■ **AIM OF THE TASK**
In the records below, the line that contains "What's the underlying" marks the start. Copy it and each line after it through the end, exactly, without pictures.

— begin THE DATA —

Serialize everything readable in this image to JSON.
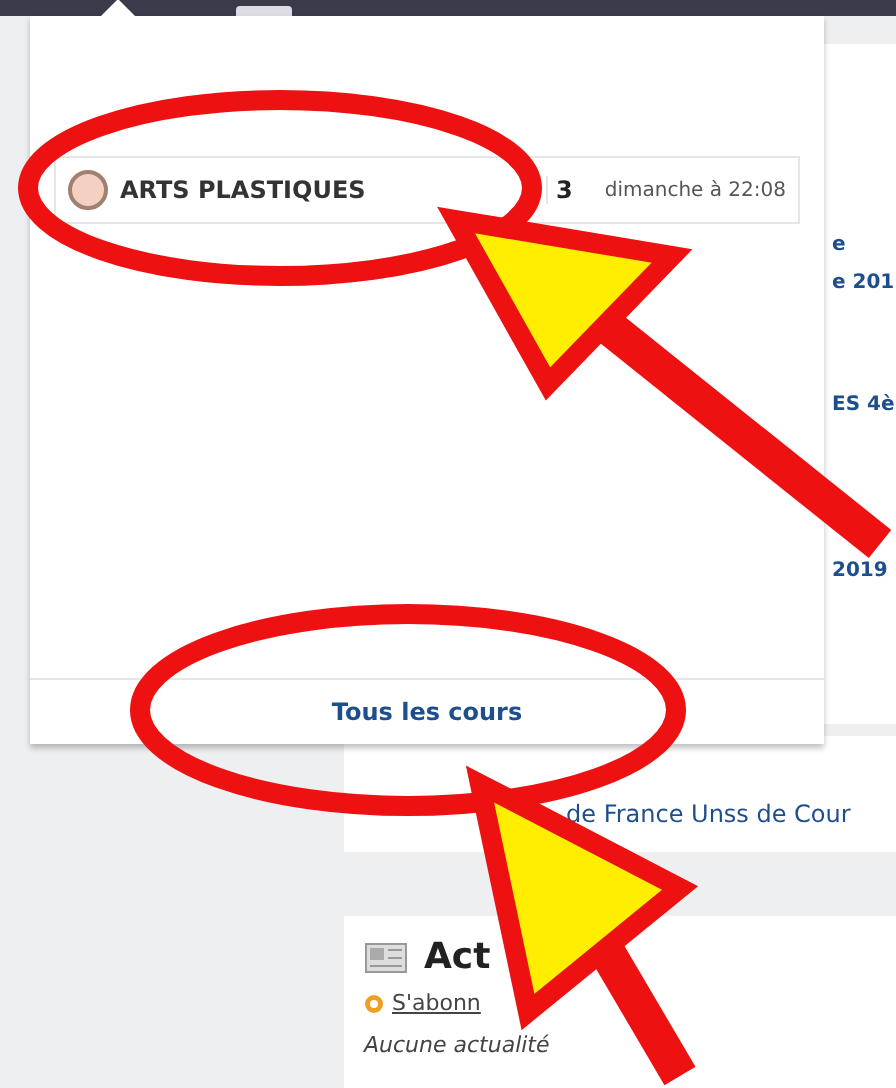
{
  "dropdown": {
    "courses": [
      {
        "name": "ARTS PLASTIQUES",
        "count": "3",
        "date": "dimanche à 22:08"
      }
    ],
    "footer_link": "Tous les cours"
  },
  "background_card": {
    "lines": [
      "e",
      "e 201",
      "ES 4è",
      "2019"
    ],
    "last_line": "de France Unss de Cour"
  },
  "news_card": {
    "title": "Act",
    "subscribe": "S'abonn",
    "empty": "Aucune actualité"
  }
}
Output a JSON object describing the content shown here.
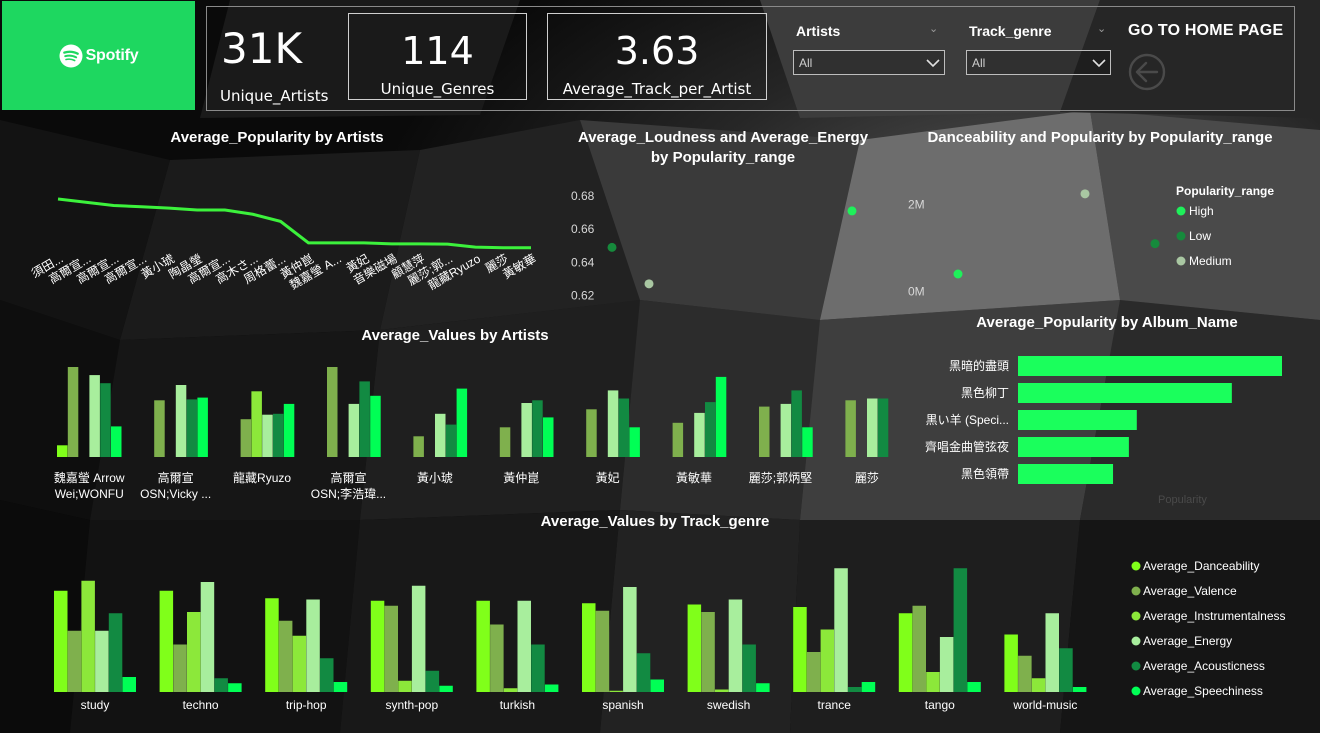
{
  "logo": {
    "text": "Spotify",
    "icon": "spotify-icon"
  },
  "kpis": [
    {
      "value": "31K",
      "label": "Unique_Artists"
    },
    {
      "value": "114",
      "label": "Unique_Genres"
    },
    {
      "value": "3.63",
      "label": "Average_Track_per_Artist"
    }
  ],
  "slicers": {
    "artists": {
      "title": "Artists",
      "value": "All"
    },
    "genre": {
      "title": "Track_genre",
      "value": "All"
    }
  },
  "home": {
    "title": "GO TO HOME PAGE",
    "icon": "back-arrow-icon"
  },
  "colors": {
    "brand": "#1ed760",
    "danceability": "#80ff1a",
    "valence": "#7fb04d",
    "instrumentalness": "#8ce83a",
    "energy": "#a8ee9d",
    "acousticness": "#128a42",
    "speechiness": "#00ff55",
    "popularity_line": "#3cf23c",
    "album_bar": "#1aff5c",
    "high": "#1ef05a",
    "low": "#168a3c",
    "medium": "#a9c7a2"
  },
  "chart_data": [
    {
      "id": "popularity_by_artists",
      "type": "line",
      "title": "Average_Popularity by Artists",
      "categories": [
        "須田...",
        "高爾宣...",
        "高爾宣...",
        "高爾宣...",
        "黃小琥",
        "陶晶瑩",
        "高爾宣...",
        "高木さ...",
        "周格蕾...",
        "黃仲崑",
        "魏嘉瑩 A...",
        "黃妃",
        "音樂磁場",
        "顧慧萍",
        "麗莎;郭...",
        "龍藏Ryuzo",
        "麗莎",
        "黃敏華"
      ],
      "values": [
        92,
        91,
        90,
        89.6,
        89.2,
        88.6,
        88.6,
        87.3,
        85.1,
        78.5,
        78.5,
        78.5,
        78.2,
        78.2,
        78.1,
        77.2,
        77.0,
        77.0
      ],
      "ylim": [
        60,
        100
      ]
    },
    {
      "id": "loudness_energy_by_popularity_range",
      "type": "scatter",
      "title": "Average_Loudness and Average_Energy by Popularity_range",
      "yticks": [
        "0.68",
        "0.66",
        "0.64",
        "0.62"
      ],
      "ylim": [
        0.61,
        0.68
      ],
      "points": [
        {
          "series": "Low",
          "x": 1,
          "y": 0.649
        },
        {
          "series": "Medium",
          "x": 2,
          "y": 0.627
        },
        {
          "series": "High",
          "x": 3,
          "y": 0.671
        }
      ]
    },
    {
      "id": "danceability_popularity_by_popularity_range",
      "type": "scatter",
      "title": "Danceability and Popularity by Popularity_range",
      "yticks": [
        "2M",
        "0M"
      ],
      "ylim": [
        -0.2,
        2.5
      ],
      "legend_title": "Popularity_range",
      "legend": [
        "High",
        "Low",
        "Medium"
      ],
      "legend_position": "right",
      "points": [
        {
          "series": "High",
          "x": 1,
          "y": 0.4
        },
        {
          "series": "Medium",
          "x": 2,
          "y": 2.25
        },
        {
          "series": "Low",
          "x": 3,
          "y": 1.1
        }
      ]
    },
    {
      "id": "popularity_by_album_name",
      "type": "bar",
      "orientation": "horizontal",
      "title": "Average_Popularity by Album_Name",
      "categories": [
        "黑暗的盡頭",
        "黑色柳丁",
        "黒い羊 (Speci...",
        "齊唱金曲管弦夜",
        "黑色領帶"
      ],
      "values": [
        100,
        81,
        45,
        42,
        36
      ],
      "xlim": [
        0,
        100
      ],
      "faint_axis_label": "Popularity"
    },
    {
      "id": "values_by_artists",
      "type": "bar",
      "title": "Average_Values by Artists",
      "categories": [
        [
          "魏嘉瑩 Arrow",
          "Wei;WONFU"
        ],
        [
          "高爾宣",
          "OSN;Vicky ..."
        ],
        [
          "龍藏Ryuzo"
        ],
        [
          "高爾宣",
          "OSN;李浩瑋..."
        ],
        [
          "黃小琥"
        ],
        [
          "黃仲崑"
        ],
        [
          "黃妃"
        ],
        [
          "黃敏華"
        ],
        [
          "麗莎;郭炳堅"
        ],
        [
          "麗莎"
        ]
      ],
      "ylim": [
        0,
        1
      ],
      "series": [
        {
          "name": "Average_Danceability",
          "values": [
            0.13,
            0.0,
            0.0,
            0.0,
            0.0,
            0.0,
            0.0,
            0.0,
            0.0,
            0.0
          ]
        },
        {
          "name": "Average_Valence",
          "values": [
            1.0,
            0.63,
            0.42,
            1.0,
            0.23,
            0.33,
            0.53,
            0.38,
            0.56,
            0.63
          ]
        },
        {
          "name": "Average_Instrumentalness",
          "values": [
            0.0,
            0.0,
            0.73,
            0.0,
            0.0,
            0.0,
            0.0,
            0.0,
            0.0,
            0.0
          ]
        },
        {
          "name": "Average_Energy",
          "values": [
            0.91,
            0.8,
            0.47,
            0.59,
            0.48,
            0.6,
            0.74,
            0.49,
            0.59,
            0.65
          ]
        },
        {
          "name": "Average_Acousticness",
          "values": [
            0.82,
            0.64,
            0.48,
            0.84,
            0.36,
            0.63,
            0.65,
            0.61,
            0.74,
            0.65
          ]
        },
        {
          "name": "Average_Speechiness",
          "values": [
            0.34,
            0.66,
            0.59,
            0.68,
            0.76,
            0.44,
            0.33,
            0.89,
            0.33,
            0.0
          ]
        }
      ]
    },
    {
      "id": "values_by_track_genre",
      "type": "bar",
      "title": "Average_Values by Track_genre",
      "categories": [
        "study",
        "techno",
        "trip-hop",
        "synth-pop",
        "turkish",
        "spanish",
        "swedish",
        "trance",
        "tango",
        "world-music"
      ],
      "ylim": [
        0,
        1
      ],
      "legend": [
        "Average_Danceability",
        "Average_Valence",
        "Average_Instrumentalness",
        "Average_Energy",
        "Average_Acousticness",
        "Average_Speechiness"
      ],
      "legend_position": "right",
      "series": [
        {
          "name": "Average_Danceability",
          "values": [
            0.81,
            0.81,
            0.75,
            0.73,
            0.73,
            0.71,
            0.7,
            0.68,
            0.63,
            0.46
          ]
        },
        {
          "name": "Average_Valence",
          "values": [
            0.49,
            0.38,
            0.57,
            0.69,
            0.54,
            0.65,
            0.64,
            0.32,
            0.69,
            0.29
          ]
        },
        {
          "name": "Average_Instrumentalness",
          "values": [
            0.89,
            0.64,
            0.45,
            0.09,
            0.03,
            0.01,
            0.02,
            0.5,
            0.16,
            0.11
          ]
        },
        {
          "name": "Average_Energy",
          "values": [
            0.49,
            0.88,
            0.74,
            0.85,
            0.73,
            0.84,
            0.74,
            0.99,
            0.44,
            0.63
          ]
        },
        {
          "name": "Average_Acousticness",
          "values": [
            0.63,
            0.11,
            0.27,
            0.17,
            0.38,
            0.31,
            0.38,
            0.04,
            0.99,
            0.35
          ]
        },
        {
          "name": "Average_Speechiness",
          "values": [
            0.12,
            0.07,
            0.08,
            0.05,
            0.06,
            0.1,
            0.07,
            0.08,
            0.08,
            0.04
          ]
        }
      ]
    }
  ]
}
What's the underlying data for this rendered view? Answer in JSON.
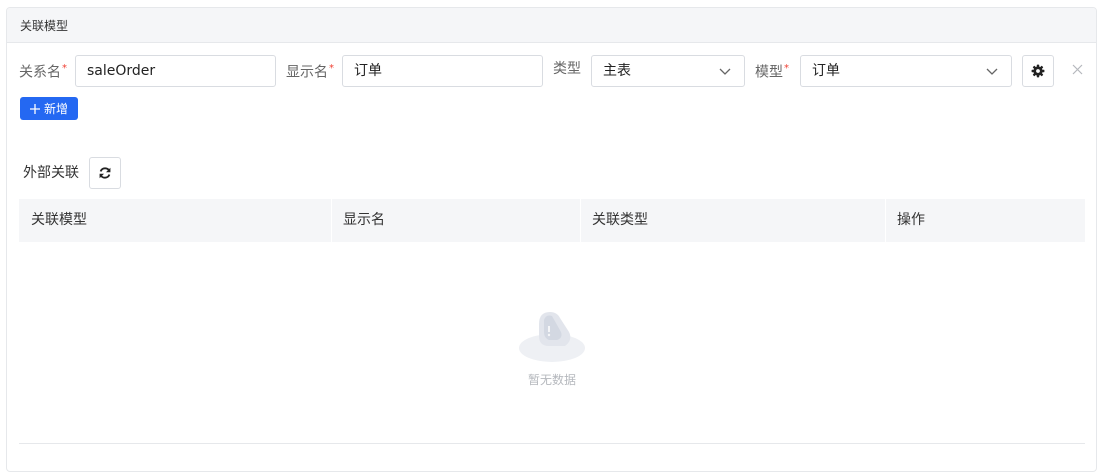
{
  "panel": {
    "title": "关联模型"
  },
  "form": {
    "relation_name_label": "关系名",
    "relation_name_value": "saleOrder",
    "display_name_label": "显示名",
    "display_name_value": "订单",
    "type_label": "类型",
    "type_value": "主表",
    "model_label": "模型",
    "model_value": "订单",
    "required_mark": "*",
    "close_icon": "close-icon",
    "settings_icon": "gear-icon"
  },
  "add_button": {
    "label": "新增",
    "icon": "plus-icon",
    "color": "#2468f2"
  },
  "external": {
    "title": "外部关联",
    "refresh_icon": "refresh-icon",
    "columns": [
      "关联模型",
      "显示名",
      "关联类型",
      "操作"
    ],
    "rows": [],
    "empty_text": "暂无数据"
  }
}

— end THE DATA —

■ **RESULT FOR THIS EXERCISE**
What's the underlying data for this rendered view? Answer in JSON.
{
  "panel": {
    "title": "关联模型"
  },
  "form": {
    "relation_name_label": "关系名",
    "relation_name_value": "saleOrder",
    "display_name_label": "显示名",
    "display_name_value": "订单",
    "type_label": "类型",
    "type_value": "主表",
    "model_label": "模型",
    "model_value": "订单",
    "required_mark": "*",
    "close_icon": "close-icon",
    "settings_icon": "gear-icon"
  },
  "add_button": {
    "label": "新增",
    "icon": "plus-icon",
    "color": "#2468f2"
  },
  "external": {
    "title": "外部关联",
    "refresh_icon": "refresh-icon",
    "columns": [
      "关联模型",
      "显示名",
      "关联类型",
      "操作"
    ],
    "rows": [],
    "empty_text": "暂无数据"
  }
}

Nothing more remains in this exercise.